* **What you should do**
Copy the records word for word, from their first line up to and including the line that contains "list-item-label: 大文件 (113, 794, 192, 824)".

* **Input**

** begin **

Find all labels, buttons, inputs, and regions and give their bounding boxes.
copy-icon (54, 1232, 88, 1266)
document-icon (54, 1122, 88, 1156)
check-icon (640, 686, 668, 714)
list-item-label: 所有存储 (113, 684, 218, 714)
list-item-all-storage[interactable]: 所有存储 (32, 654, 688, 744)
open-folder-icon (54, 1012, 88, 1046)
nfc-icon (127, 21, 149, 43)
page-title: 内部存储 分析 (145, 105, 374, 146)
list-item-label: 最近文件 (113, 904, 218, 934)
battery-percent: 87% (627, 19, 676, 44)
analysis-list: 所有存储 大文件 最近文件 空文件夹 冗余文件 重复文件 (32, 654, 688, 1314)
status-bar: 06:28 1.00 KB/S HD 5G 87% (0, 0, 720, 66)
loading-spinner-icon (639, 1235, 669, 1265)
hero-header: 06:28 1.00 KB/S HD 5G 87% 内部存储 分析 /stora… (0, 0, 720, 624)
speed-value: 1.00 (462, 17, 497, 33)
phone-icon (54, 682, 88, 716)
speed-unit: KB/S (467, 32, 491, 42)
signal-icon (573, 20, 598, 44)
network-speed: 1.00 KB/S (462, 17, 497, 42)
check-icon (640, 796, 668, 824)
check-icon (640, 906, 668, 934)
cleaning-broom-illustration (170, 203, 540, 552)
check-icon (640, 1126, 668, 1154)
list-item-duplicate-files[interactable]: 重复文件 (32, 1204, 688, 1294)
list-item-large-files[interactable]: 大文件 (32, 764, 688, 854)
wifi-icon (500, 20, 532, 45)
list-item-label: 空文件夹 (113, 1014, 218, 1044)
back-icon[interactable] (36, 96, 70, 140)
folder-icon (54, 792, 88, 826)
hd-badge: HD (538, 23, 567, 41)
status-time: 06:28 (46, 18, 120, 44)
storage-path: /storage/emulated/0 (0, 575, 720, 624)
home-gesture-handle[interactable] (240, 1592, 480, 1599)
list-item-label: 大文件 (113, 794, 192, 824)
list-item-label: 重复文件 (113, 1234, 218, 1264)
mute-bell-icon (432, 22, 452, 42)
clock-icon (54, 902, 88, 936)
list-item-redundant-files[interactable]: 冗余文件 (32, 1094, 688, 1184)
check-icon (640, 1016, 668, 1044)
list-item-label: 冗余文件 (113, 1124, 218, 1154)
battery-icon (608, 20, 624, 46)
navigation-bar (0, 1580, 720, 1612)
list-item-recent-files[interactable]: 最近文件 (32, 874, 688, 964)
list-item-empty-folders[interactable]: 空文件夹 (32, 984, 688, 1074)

** end **

* **Exercise response**
Find all labels, buttons, inputs, and regions and give their bounding boxes.
copy-icon (54, 1232, 88, 1266)
document-icon (54, 1122, 88, 1156)
check-icon (640, 686, 668, 714)
list-item-label: 所有存储 (113, 684, 218, 714)
list-item-all-storage[interactable]: 所有存储 (32, 654, 688, 744)
open-folder-icon (54, 1012, 88, 1046)
nfc-icon (127, 21, 149, 43)
page-title: 内部存储 分析 (145, 105, 374, 146)
list-item-label: 最近文件 (113, 904, 218, 934)
battery-percent: 87% (627, 19, 676, 44)
analysis-list: 所有存储 大文件 最近文件 空文件夹 冗余文件 重复文件 (32, 654, 688, 1314)
status-bar: 06:28 1.00 KB/S HD 5G 87% (0, 0, 720, 66)
loading-spinner-icon (639, 1235, 669, 1265)
hero-header: 06:28 1.00 KB/S HD 5G 87% 内部存储 分析 /stora… (0, 0, 720, 624)
speed-value: 1.00 (462, 17, 497, 33)
phone-icon (54, 682, 88, 716)
speed-unit: KB/S (467, 32, 491, 42)
signal-icon (573, 20, 598, 44)
network-speed: 1.00 KB/S (462, 17, 497, 42)
check-icon (640, 796, 668, 824)
check-icon (640, 906, 668, 934)
cleaning-broom-illustration (170, 203, 540, 552)
check-icon (640, 1126, 668, 1154)
list-item-duplicate-files[interactable]: 重复文件 (32, 1204, 688, 1294)
list-item-large-files[interactable]: 大文件 (32, 764, 688, 854)
wifi-icon (500, 20, 532, 45)
list-item-label: 空文件夹 (113, 1014, 218, 1044)
back-icon[interactable] (36, 96, 70, 140)
folder-icon (54, 792, 88, 826)
hd-badge: HD (538, 23, 567, 41)
status-time: 06:28 (46, 18, 120, 44)
storage-path: /storage/emulated/0 (0, 575, 720, 624)
home-gesture-handle[interactable] (240, 1592, 480, 1599)
list-item-label: 大文件 (113, 794, 192, 824)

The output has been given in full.